EXERCISE REQUIREMENTS:
Repeat all the records exactly, omitting pictures.

RECORDS PROVIDED:

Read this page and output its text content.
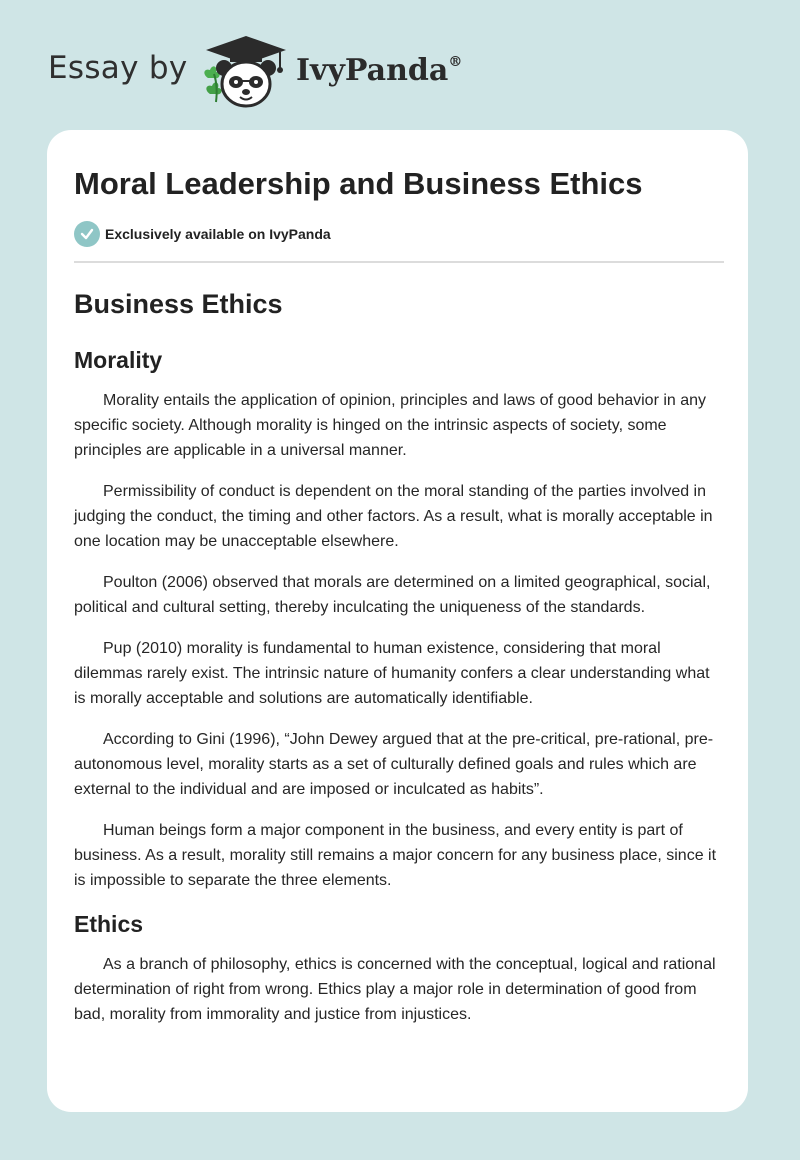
Essay by	IvyPanda®
Moral Leadership and Business Ethics
Exclusively available on IvyPanda
Business Ethics
Morality

Morality entails the application of opinion, principles and laws of good behavior in any specific society. Although morality is hinged on the intrinsic aspects of society, some principles are applicable in a universal manner.

Permissibility of conduct is dependent on the moral standing of the parties involved in judging the conduct, the timing and other factors. As a result, what is morally acceptable in one location may be unacceptable elsewhere.

Poulton (2006) observed that morals are determined on a limited geographical, social, political and cultural setting, thereby inculcating the uniqueness of the standards.

Pup (2010) morality is fundamental to human existence, considering that moral dilemmas rarely exist. The intrinsic nature of humanity confers a clear understanding what is morally acceptable and solutions are automatically identifiable.

According to Gini (1996), “John Dewey argued that at the pre-critical, pre-rational, pre-autonomous level, morality starts as a set of culturally defined goals and rules which are external to the individual and are imposed or inculcated as habits”.

Human beings form a major component in the business, and every entity is part of business. As a result, morality still remains a major concern for any business place, since it is impossible to separate the three elements.

Ethics

As a branch of philosophy, ethics is concerned with the conceptual, logical and rational determination of right from wrong. Ethics play a major role in determination of good from bad, morality from immorality and justice from injustices.
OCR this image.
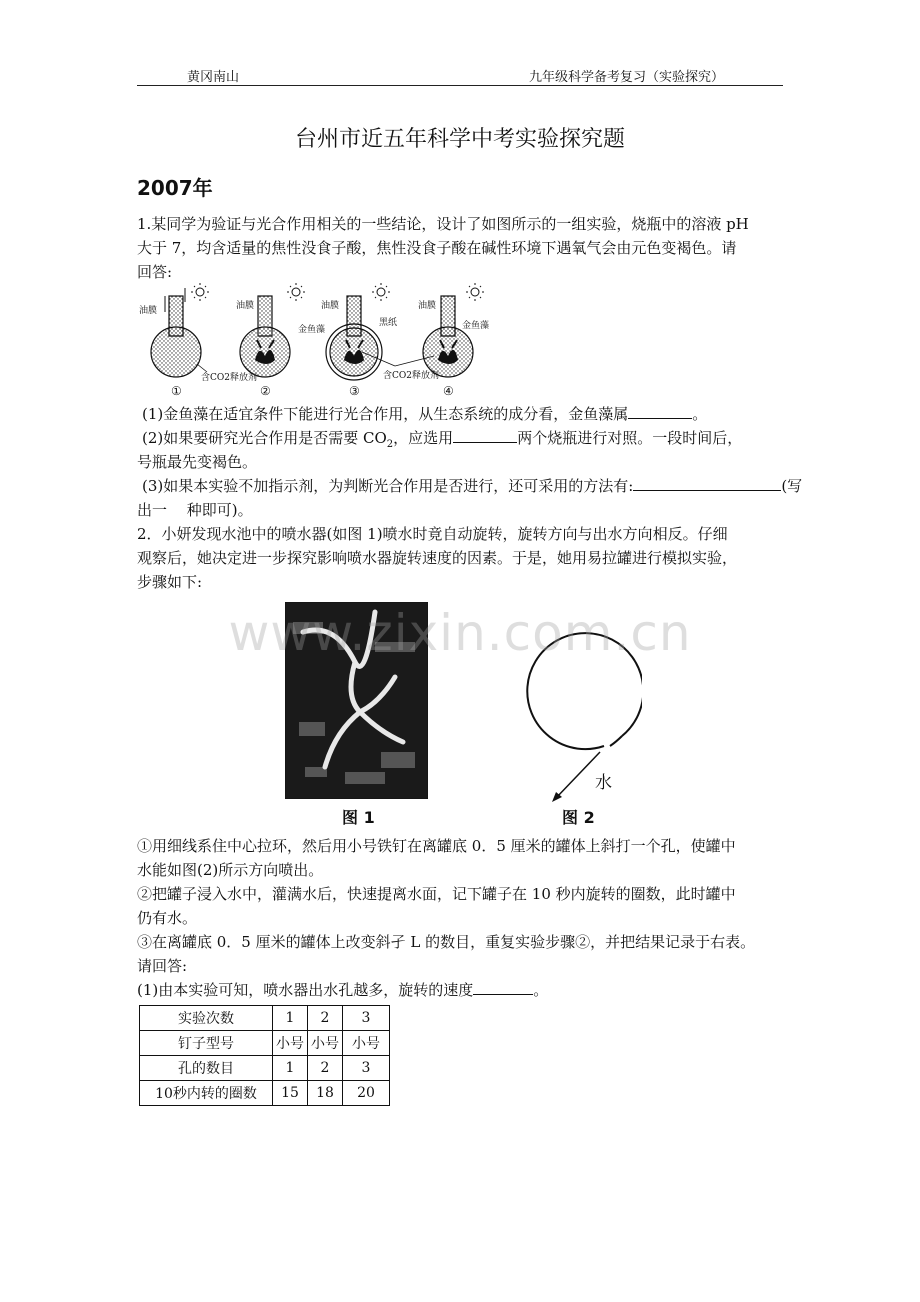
黄冈南山	九年级科学备考复习（实验探究）
台州市近五年科学中考实验探究题
2007年
1.某同学为验证与光合作用相关的一些结论，设计了如图所示的一组实验，烧瓶中的溶液 pH
大于 7，均含适量的焦性没食子酸，焦性没食子酸在碱性环境下遇氧气会由元色变褐色。请
回答:
油膜	油膜	油膜	油膜
金鱼藻
黑纸	金鱼藻
含CO2释放剂	含CO2释放剂
①	②	③	④
(1)金鱼藻在适宜条件下能进行光合作用，从生态系统的成分看，金鱼藻属	。
(2)如果要研究光合作用是否需要 $CO_2$，应选用	两个烧瓶进行对照。一段时间后，
号瓶最先变褐色。
(3)如果本实验不加指示剂，为判断光合作用是否进行，还可采用的方法有:	(写
出一　 种即可)。
2．小妍发现水池中的喷水器(如图 1)喷水时竟自动旋转，旋转方向与出水方向相反。仔细
观察后，她决定进一步探究影响喷水器旋转速度的因素。于是，她用易拉罐进行模拟实验，
步骤如下:
图 1
水
图 2
www.zixin.com.cn
①用细线系住中心拉环，然后用小号铁钉在离罐底 0．5 厘米的罐体上斜打一个孔，使罐中
水能如图(2)所示方向喷出。
②把罐子浸入水中，灌满水后，快速提离水面，记下罐子在 10 秒内旋转的圈数，此时罐中
仍有水。
③在离罐底 0．5 厘米的罐体上改变斜孑 L 的数目，重复实验步骤②，并把结果记录于右表。
请回答:
(1)由本实验可知，喷水器出水孔越多，旋转的速度	。
实验次数	1	2	3
钉子型号	小号	小号	小号
孔的数目	1	2	3
10秒内转的圈数	15	18	20
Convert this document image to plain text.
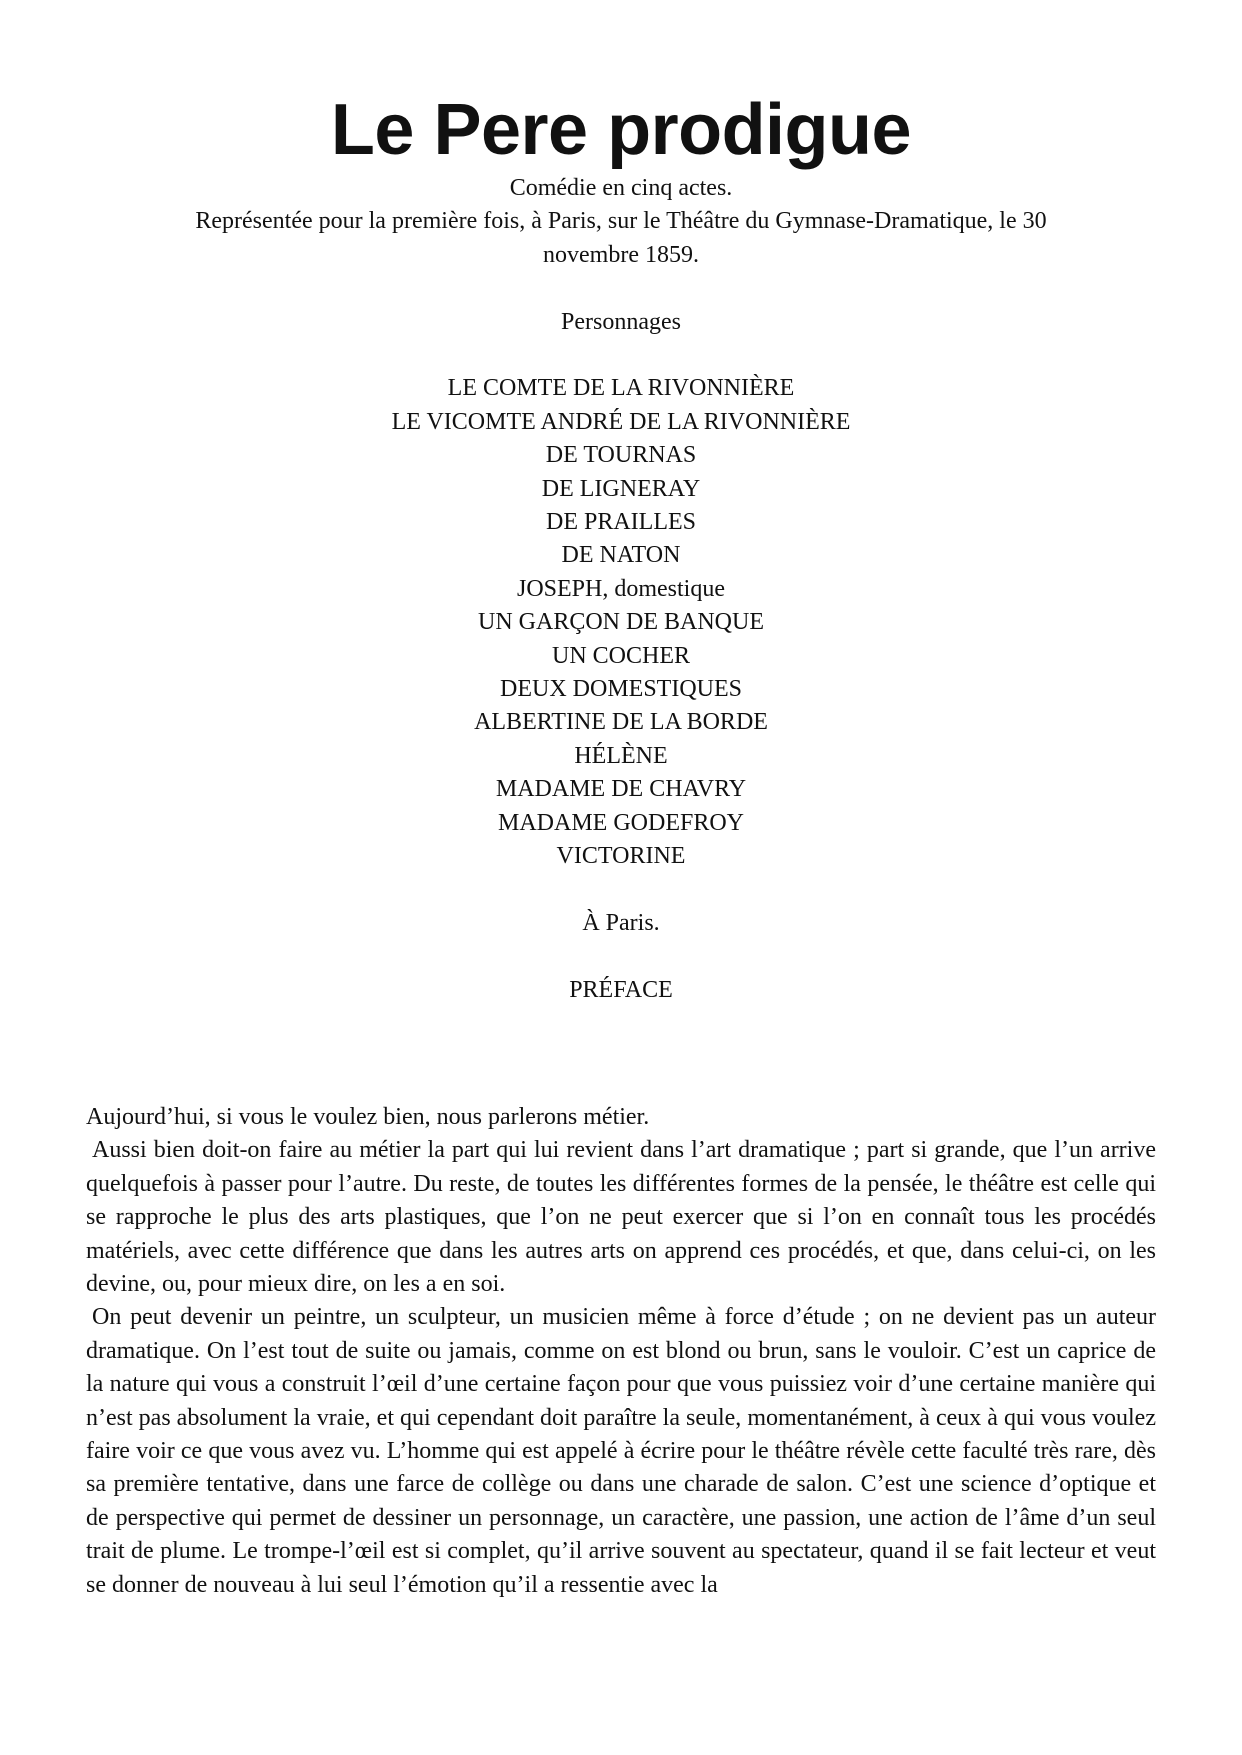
Le Pere prodigue
Comédie en cinq actes.
Représentée pour la première fois, à Paris, sur le Théâtre du Gymnase-Dramatique, le 30
novembre 1859.
Personnages
LE COMTE DE LA RIVONNIÈRE
LE VICOMTE ANDRÉ DE LA RIVONNIÈRE
DE TOURNAS
DE LIGNERAY
DE PRAILLES
DE NATON
JOSEPH, domestique
UN GARÇON DE BANQUE
UN COCHER
DEUX DOMESTIQUES
ALBERTINE DE LA BORDE
HÉLÈNE
MADAME DE CHAVRY
MADAME GODEFROY
VICTORINE
À Paris.
PRÉFACE

Aujourd’hui, si vous le voulez bien, nous parlerons métier.

Aussi bien doit-on faire au métier la part qui lui revient dans l’art dramatique ; part si grande, que l’un arrive quelquefois à passer pour l’autre. Du reste, de toutes les différentes formes de la pensée, le théâtre est celle qui se rapproche le plus des arts plastiques, que l’on ne peut exercer que si l’on en connaît tous les procédés matériels, avec cette différence que dans les autres arts on apprend ces procédés, et que, dans celui-ci, on les devine, ou, pour mieux dire, on les a en soi.

On peut devenir un peintre, un sculpteur, un musicien même à force d’étude ; on ne devient pas un auteur dramatique. On l’est tout de suite ou jamais, comme on est blond ou brun, sans le vouloir. C’est un caprice de la nature qui vous a construit l’œil d’une certaine façon pour que vous puissiez voir d’une certaine manière qui n’est pas absolument la vraie, et qui cependant doit paraître la seule, momentanément, à ceux à qui vous voulez faire voir ce que vous avez vu. L’homme qui est appelé à écrire pour le théâtre révèle cette faculté très rare, dès sa première tentative, dans une farce de collège ou dans une charade de salon. C’est une science d’optique et de perspective qui permet de dessiner un personnage, un caractère, une passion, une action de l’âme d’un seul trait de plume. Le trompe-l’œil est si complet, qu’il arrive souvent au spectateur, quand il se fait lecteur et veut se donner de nouveau à lui seul l’émotion qu’il a ressentie avec la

RESULT FOR THIS TASK:
Read this page and output its text content.
Essay by	IvyPanda®
Moral Leadership and Business Ethics
Exclusively available on IvyPanda
Business Ethics
Morality

Morality entails the application of opinion, principles and laws of good behavior in any specific society. Although morality is hinged on the intrinsic aspects of society, some principles are applicable in a universal manner.

Permissibility of conduct is dependent on the moral standing of the parties involved in judging the conduct, the timing and other factors. As a result, what is morally acceptable in one location may be unacceptable elsewhere.

Poulton (2006) observed that morals are determined on a limited geographical, social, political and cultural setting, thereby inculcating the uniqueness of the standards.

Pup (2010) morality is fundamental to human existence, considering that moral dilemmas rarely exist. The intrinsic nature of humanity confers a clear understanding what is morally acceptable and solutions are automatically identifiable.

According to Gini (1996), “John Dewey argued that at the pre-critical, pre-rational, pre-autonomous level, morality starts as a set of culturally defined goals and rules which are external to the individual and are imposed or inculcated as habits”.

Human beings form a major component in the business, and every entity is part of business. As a result, morality still remains a major concern for any business place, since it is impossible to separate the three elements.

Ethics

As a branch of philosophy, ethics is concerned with the conceptual, logical and rational determination of right from wrong. Ethics play a major role in determination of good from bad, morality from immorality and justice from injustices.
OCR this image.
黄冈南山	九年级科学备考复习（实验探究）
台州市近五年科学中考实验探究题
2007年
1.某同学为验证与光合作用相关的一些结论，设计了如图所示的一组实验，烧瓶中的溶液 pH
大于 7，均含适量的焦性没食子酸，焦性没食子酸在碱性环境下遇氧气会由元色变褐色。请
回答:
油膜	油膜	油膜	油膜
金鱼藻
黑纸	金鱼藻
含CO2释放剂	含CO2释放剂
①	②	③	④
(1)金鱼藻在适宜条件下能进行光合作用，从生态系统的成分看，金鱼藻属	。
(2)如果要研究光合作用是否需要 $CO_2$，应选用	两个烧瓶进行对照。一段时间后，
号瓶最先变褐色。
(3)如果本实验不加指示剂，为判断光合作用是否进行，还可采用的方法有:	(写
出一　 种即可)。
2．小妍发现水池中的喷水器(如图 1)喷水时竟自动旋转，旋转方向与出水方向相反。仔细
观察后，她决定进一步探究影响喷水器旋转速度的因素。于是，她用易拉罐进行模拟实验，
步骤如下:
图 1
水
图 2
www.zixin.com.cn
①用细线系住中心拉环，然后用小号铁钉在离罐底 0．5 厘米的罐体上斜打一个孔，使罐中
水能如图(2)所示方向喷出。
②把罐子浸入水中，灌满水后，快速提离水面，记下罐子在 10 秒内旋转的圈数，此时罐中
仍有水。
③在离罐底 0．5 厘米的罐体上改变斜孑 L 的数目，重复实验步骤②，并把结果记录于右表。
请回答:
(1)由本实验可知，喷水器出水孔越多，旋转的速度	。
实验次数	1	2	3
钉子型号	小号	小号	小号
孔的数目	1	2	3
10秒内转的圈数	15	18	20
Convert this document image to plain text.
Le Pere prodigue
Comédie en cinq actes.
Représentée pour la première fois, à Paris, sur le Théâtre du Gymnase-Dramatique, le 30
novembre 1859.
Personnages
LE COMTE DE LA RIVONNIÈRE
LE VICOMTE ANDRÉ DE LA RIVONNIÈRE
DE TOURNAS
DE LIGNERAY
DE PRAILLES
DE NATON
JOSEPH, domestique
UN GARÇON DE BANQUE
UN COCHER
DEUX DOMESTIQUES
ALBERTINE DE LA BORDE
HÉLÈNE
MADAME DE CHAVRY
MADAME GODEFROY
VICTORINE
À Paris.
PRÉFACE

Aujourd’hui, si vous le voulez bien, nous parlerons métier.

Aussi bien doit-on faire au métier la part qui lui revient dans l’art dramatique ; part si grande, que l’un arrive quelquefois à passer pour l’autre. Du reste, de toutes les différentes formes de la pensée, le théâtre est celle qui se rapproche le plus des arts plastiques, que l’on ne peut exercer que si l’on en connaît tous les procédés matériels, avec cette différence que dans les autres arts on apprend ces procédés, et que, dans celui-ci, on les devine, ou, pour mieux dire, on les a en soi.

On peut devenir un peintre, un sculpteur, un musicien même à force d’étude ; on ne devient pas un auteur dramatique. On l’est tout de suite ou jamais, comme on est blond ou brun, sans le vouloir. C’est un caprice de la nature qui vous a construit l’œil d’une certaine façon pour que vous puissiez voir d’une certaine manière qui n’est pas absolument la vraie, et qui cependant doit paraître la seule, momentanément, à ceux à qui vous voulez faire voir ce que vous avez vu. L’homme qui est appelé à écrire pour le théâtre révèle cette faculté très rare, dès sa première tentative, dans une farce de collège ou dans une charade de salon. C’est une science d’optique et de perspective qui permet de dessiner un personnage, un caractère, une passion, une action de l’âme d’un seul trait de plume. Le trompe-l’œil est si complet, qu’il arrive souvent au spectateur, quand il se fait lecteur et veut se donner de nouveau à lui seul l’émotion qu’il a ressentie avec la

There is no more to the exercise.